(Given instruction) Give all the lines below again, exactly, with no pictures.

(Dataset records on visual material)
━━━━

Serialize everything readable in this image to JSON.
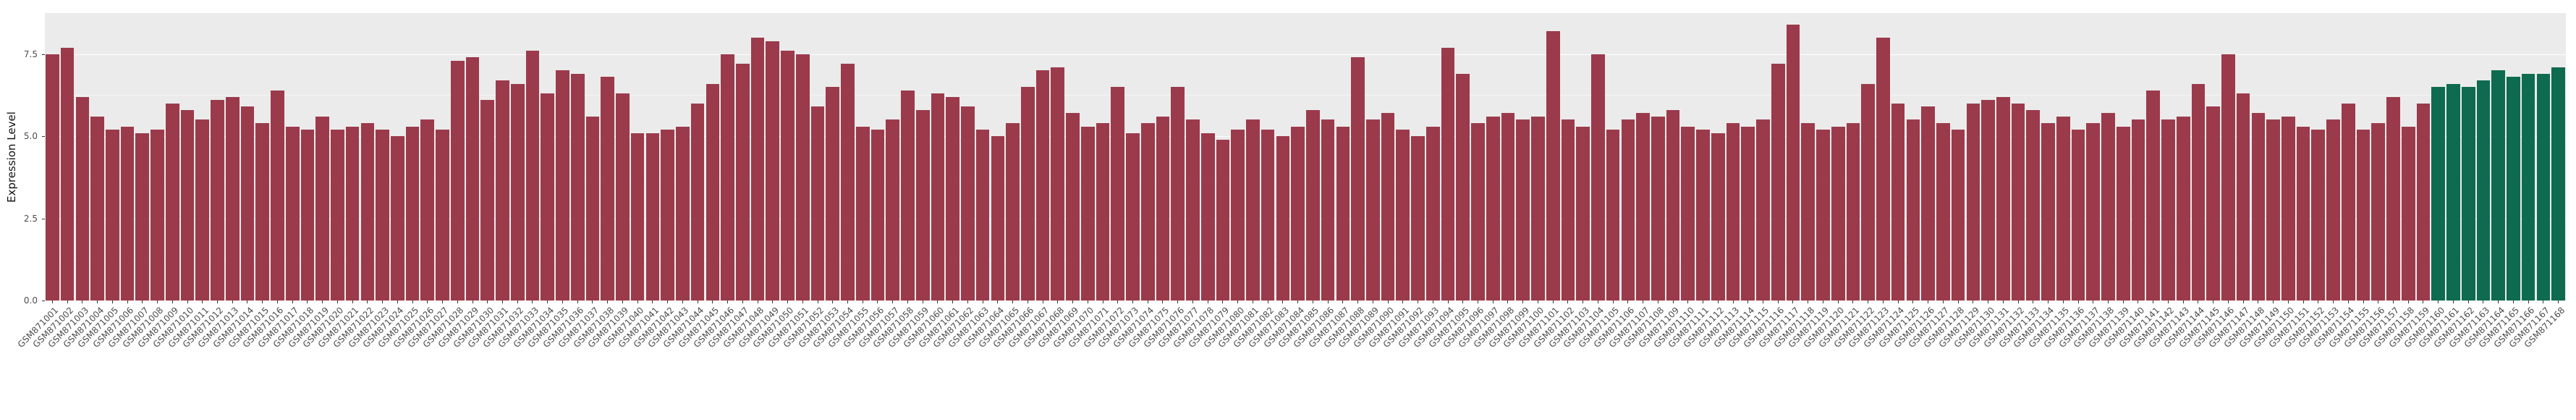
{
  "chart_data": {
    "type": "bar",
    "title": "",
    "xlabel": "",
    "ylabel": "Expression Level",
    "ylim": [
      0,
      8.75
    ],
    "yticks": [
      0,
      2.5,
      5.0,
      7.5
    ],
    "ytick_labels": [
      "0.0",
      "2.5",
      "5.0",
      "7.5"
    ],
    "yticks_minor": [
      1.25,
      3.75,
      6.25
    ],
    "grid": true,
    "legend": false,
    "bar_colors": {
      "default": "#9B3A4B",
      "highlight": "#0E6B4F",
      "highlight_start_index": 159
    },
    "colors": {
      "panel_background": "#EBEBEB",
      "gridline": "#FFFFFF",
      "figure_background": "#FFFFFF",
      "tick_text": "#4D4D4D",
      "tick_mark": "#333333"
    },
    "categories": [
      "GSM871001",
      "GSM871002",
      "GSM871003",
      "GSM871004",
      "GSM871005",
      "GSM871006",
      "GSM871007",
      "GSM871008",
      "GSM871009",
      "GSM871010",
      "GSM871011",
      "GSM871012",
      "GSM871013",
      "GSM871014",
      "GSM871015",
      "GSM871016",
      "GSM871017",
      "GSM871018",
      "GSM871019",
      "GSM871020",
      "GSM871021",
      "GSM871022",
      "GSM871023",
      "GSM871024",
      "GSM871025",
      "GSM871026",
      "GSM871027",
      "GSM871028",
      "GSM871029",
      "GSM871030",
      "GSM871031",
      "GSM871032",
      "GSM871033",
      "GSM871034",
      "GSM871035",
      "GSM871036",
      "GSM871037",
      "GSM871038",
      "GSM871039",
      "GSM871040",
      "GSM871041",
      "GSM871042",
      "GSM871043",
      "GSM871044",
      "GSM871045",
      "GSM871046",
      "GSM871047",
      "GSM871048",
      "GSM871049",
      "GSM871050",
      "GSM871051",
      "GSM871052",
      "GSM871053",
      "GSM871054",
      "GSM871055",
      "GSM871056",
      "GSM871057",
      "GSM871058",
      "GSM871059",
      "GSM871060",
      "GSM871061",
      "GSM871062",
      "GSM871063",
      "GSM871064",
      "GSM871065",
      "GSM871066",
      "GSM871067",
      "GSM871068",
      "GSM871069",
      "GSM871070",
      "GSM871071",
      "GSM871072",
      "GSM871073",
      "GSM871074",
      "GSM871075",
      "GSM871076",
      "GSM871077",
      "GSM871078",
      "GSM871079",
      "GSM871080",
      "GSM871081",
      "GSM871082",
      "GSM871083",
      "GSM871084",
      "GSM871085",
      "GSM871086",
      "GSM871087",
      "GSM871088",
      "GSM871089",
      "GSM871090",
      "GSM871091",
      "GSM871092",
      "GSM871093",
      "GSM871094",
      "GSM871095",
      "GSM871096",
      "GSM871097",
      "GSM871098",
      "GSM871099",
      "GSM871100",
      "GSM871101",
      "GSM871102",
      "GSM871103",
      "GSM871104",
      "GSM871105",
      "GSM871106",
      "GSM871107",
      "GSM871108",
      "GSM871109",
      "GSM871110",
      "GSM871111",
      "GSM871112",
      "GSM871113",
      "GSM871114",
      "GSM871115",
      "GSM871116",
      "GSM871117",
      "GSM871118",
      "GSM871119",
      "GSM871120",
      "GSM871121",
      "GSM871122",
      "GSM871123",
      "GSM871124",
      "GSM871125",
      "GSM871126",
      "GSM871127",
      "GSM871128",
      "GSM871129",
      "GSM871130",
      "GSM871131",
      "GSM871132",
      "GSM871133",
      "GSM871134",
      "GSM871135",
      "GSM871136",
      "GSM871137",
      "GSM871138",
      "GSM871139",
      "GSM871140",
      "GSM871141",
      "GSM871142",
      "GSM871143",
      "GSM871144",
      "GSM871145",
      "GSM871146",
      "GSM871147",
      "GSM871148",
      "GSM871149",
      "GSM871150",
      "GSM871151",
      "GSM871152",
      "GSM871153",
      "GSM871154",
      "GSM871155",
      "GSM871156",
      "GSM871157",
      "GSM871158",
      "GSM871159",
      "GSM871160",
      "GSM871161",
      "GSM871162",
      "GSM871163",
      "GSM871164",
      "GSM871165",
      "GSM871166",
      "GSM871167",
      "GSM871168"
    ],
    "values": [
      7.5,
      7.7,
      6.2,
      5.6,
      5.2,
      5.3,
      5.1,
      5.2,
      6.0,
      5.8,
      5.5,
      6.1,
      6.2,
      5.9,
      5.4,
      6.4,
      5.3,
      5.2,
      5.6,
      5.2,
      5.3,
      5.4,
      5.2,
      5.0,
      5.3,
      5.5,
      5.2,
      7.3,
      7.4,
      6.1,
      6.7,
      6.6,
      7.6,
      6.3,
      7.0,
      6.9,
      5.6,
      6.8,
      6.3,
      5.1,
      5.1,
      5.2,
      5.3,
      6.0,
      6.6,
      7.5,
      7.2,
      8.0,
      7.9,
      7.6,
      7.5,
      5.9,
      6.5,
      7.2,
      5.3,
      5.2,
      5.5,
      6.4,
      5.8,
      6.3,
      6.2,
      5.9,
      5.2,
      5.0,
      5.4,
      6.5,
      7.0,
      7.1,
      5.7,
      5.3,
      5.4,
      6.5,
      5.1,
      5.4,
      5.6,
      6.5,
      5.5,
      5.1,
      4.9,
      5.2,
      5.5,
      5.2,
      5.0,
      5.3,
      5.8,
      5.5,
      5.3,
      7.4,
      5.5,
      5.7,
      5.2,
      5.0,
      5.3,
      7.7,
      6.9,
      5.4,
      5.6,
      5.7,
      5.5,
      5.6,
      8.2,
      5.5,
      5.3,
      7.5,
      5.2,
      5.5,
      5.7,
      5.6,
      5.8,
      5.3,
      5.2,
      5.1,
      5.4,
      5.3,
      5.5,
      7.2,
      8.4,
      5.4,
      5.2,
      5.3,
      5.4,
      6.6,
      8.0,
      6.0,
      5.5,
      5.9,
      5.4,
      5.2,
      6.0,
      6.1,
      6.2,
      6.0,
      5.8,
      5.4,
      5.6,
      5.2,
      5.4,
      5.7,
      5.3,
      5.5,
      6.4,
      5.5,
      5.6,
      6.6,
      5.9,
      7.5,
      6.3,
      5.7,
      5.5,
      5.6,
      5.3,
      5.2,
      5.5,
      6.0,
      5.2,
      5.4,
      6.2,
      5.3,
      6.0,
      6.5,
      6.6,
      6.5,
      6.7,
      7.0,
      6.8,
      6.9,
      6.9,
      7.1
    ]
  }
}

━━━━

(The reply)
Serialize everything readable in this image to JSON.
{
  "chart_data": {
    "type": "bar",
    "title": "",
    "xlabel": "",
    "ylabel": "Expression Level",
    "ylim": [
      0,
      8.75
    ],
    "yticks": [
      0,
      2.5,
      5.0,
      7.5
    ],
    "ytick_labels": [
      "0.0",
      "2.5",
      "5.0",
      "7.5"
    ],
    "yticks_minor": [
      1.25,
      3.75,
      6.25
    ],
    "grid": true,
    "legend": false,
    "bar_colors": {
      "default": "#9B3A4B",
      "highlight": "#0E6B4F",
      "highlight_start_index": 159
    },
    "colors": {
      "panel_background": "#EBEBEB",
      "gridline": "#FFFFFF",
      "figure_background": "#FFFFFF",
      "tick_text": "#4D4D4D",
      "tick_mark": "#333333"
    },
    "categories": [
      "GSM871001",
      "GSM871002",
      "GSM871003",
      "GSM871004",
      "GSM871005",
      "GSM871006",
      "GSM871007",
      "GSM871008",
      "GSM871009",
      "GSM871010",
      "GSM871011",
      "GSM871012",
      "GSM871013",
      "GSM871014",
      "GSM871015",
      "GSM871016",
      "GSM871017",
      "GSM871018",
      "GSM871019",
      "GSM871020",
      "GSM871021",
      "GSM871022",
      "GSM871023",
      "GSM871024",
      "GSM871025",
      "GSM871026",
      "GSM871027",
      "GSM871028",
      "GSM871029",
      "GSM871030",
      "GSM871031",
      "GSM871032",
      "GSM871033",
      "GSM871034",
      "GSM871035",
      "GSM871036",
      "GSM871037",
      "GSM871038",
      "GSM871039",
      "GSM871040",
      "GSM871041",
      "GSM871042",
      "GSM871043",
      "GSM871044",
      "GSM871045",
      "GSM871046",
      "GSM871047",
      "GSM871048",
      "GSM871049",
      "GSM871050",
      "GSM871051",
      "GSM871052",
      "GSM871053",
      "GSM871054",
      "GSM871055",
      "GSM871056",
      "GSM871057",
      "GSM871058",
      "GSM871059",
      "GSM871060",
      "GSM871061",
      "GSM871062",
      "GSM871063",
      "GSM871064",
      "GSM871065",
      "GSM871066",
      "GSM871067",
      "GSM871068",
      "GSM871069",
      "GSM871070",
      "GSM871071",
      "GSM871072",
      "GSM871073",
      "GSM871074",
      "GSM871075",
      "GSM871076",
      "GSM871077",
      "GSM871078",
      "GSM871079",
      "GSM871080",
      "GSM871081",
      "GSM871082",
      "GSM871083",
      "GSM871084",
      "GSM871085",
      "GSM871086",
      "GSM871087",
      "GSM871088",
      "GSM871089",
      "GSM871090",
      "GSM871091",
      "GSM871092",
      "GSM871093",
      "GSM871094",
      "GSM871095",
      "GSM871096",
      "GSM871097",
      "GSM871098",
      "GSM871099",
      "GSM871100",
      "GSM871101",
      "GSM871102",
      "GSM871103",
      "GSM871104",
      "GSM871105",
      "GSM871106",
      "GSM871107",
      "GSM871108",
      "GSM871109",
      "GSM871110",
      "GSM871111",
      "GSM871112",
      "GSM871113",
      "GSM871114",
      "GSM871115",
      "GSM871116",
      "GSM871117",
      "GSM871118",
      "GSM871119",
      "GSM871120",
      "GSM871121",
      "GSM871122",
      "GSM871123",
      "GSM871124",
      "GSM871125",
      "GSM871126",
      "GSM871127",
      "GSM871128",
      "GSM871129",
      "GSM871130",
      "GSM871131",
      "GSM871132",
      "GSM871133",
      "GSM871134",
      "GSM871135",
      "GSM871136",
      "GSM871137",
      "GSM871138",
      "GSM871139",
      "GSM871140",
      "GSM871141",
      "GSM871142",
      "GSM871143",
      "GSM871144",
      "GSM871145",
      "GSM871146",
      "GSM871147",
      "GSM871148",
      "GSM871149",
      "GSM871150",
      "GSM871151",
      "GSM871152",
      "GSM871153",
      "GSM871154",
      "GSM871155",
      "GSM871156",
      "GSM871157",
      "GSM871158",
      "GSM871159",
      "GSM871160",
      "GSM871161",
      "GSM871162",
      "GSM871163",
      "GSM871164",
      "GSM871165",
      "GSM871166",
      "GSM871167",
      "GSM871168"
    ],
    "values": [
      7.5,
      7.7,
      6.2,
      5.6,
      5.2,
      5.3,
      5.1,
      5.2,
      6.0,
      5.8,
      5.5,
      6.1,
      6.2,
      5.9,
      5.4,
      6.4,
      5.3,
      5.2,
      5.6,
      5.2,
      5.3,
      5.4,
      5.2,
      5.0,
      5.3,
      5.5,
      5.2,
      7.3,
      7.4,
      6.1,
      6.7,
      6.6,
      7.6,
      6.3,
      7.0,
      6.9,
      5.6,
      6.8,
      6.3,
      5.1,
      5.1,
      5.2,
      5.3,
      6.0,
      6.6,
      7.5,
      7.2,
      8.0,
      7.9,
      7.6,
      7.5,
      5.9,
      6.5,
      7.2,
      5.3,
      5.2,
      5.5,
      6.4,
      5.8,
      6.3,
      6.2,
      5.9,
      5.2,
      5.0,
      5.4,
      6.5,
      7.0,
      7.1,
      5.7,
      5.3,
      5.4,
      6.5,
      5.1,
      5.4,
      5.6,
      6.5,
      5.5,
      5.1,
      4.9,
      5.2,
      5.5,
      5.2,
      5.0,
      5.3,
      5.8,
      5.5,
      5.3,
      7.4,
      5.5,
      5.7,
      5.2,
      5.0,
      5.3,
      7.7,
      6.9,
      5.4,
      5.6,
      5.7,
      5.5,
      5.6,
      8.2,
      5.5,
      5.3,
      7.5,
      5.2,
      5.5,
      5.7,
      5.6,
      5.8,
      5.3,
      5.2,
      5.1,
      5.4,
      5.3,
      5.5,
      7.2,
      8.4,
      5.4,
      5.2,
      5.3,
      5.4,
      6.6,
      8.0,
      6.0,
      5.5,
      5.9,
      5.4,
      5.2,
      6.0,
      6.1,
      6.2,
      6.0,
      5.8,
      5.4,
      5.6,
      5.2,
      5.4,
      5.7,
      5.3,
      5.5,
      6.4,
      5.5,
      5.6,
      6.6,
      5.9,
      7.5,
      6.3,
      5.7,
      5.5,
      5.6,
      5.3,
      5.2,
      5.5,
      6.0,
      5.2,
      5.4,
      6.2,
      5.3,
      6.0,
      6.5,
      6.6,
      6.5,
      6.7,
      7.0,
      6.8,
      6.9,
      6.9,
      7.1
    ]
  }
}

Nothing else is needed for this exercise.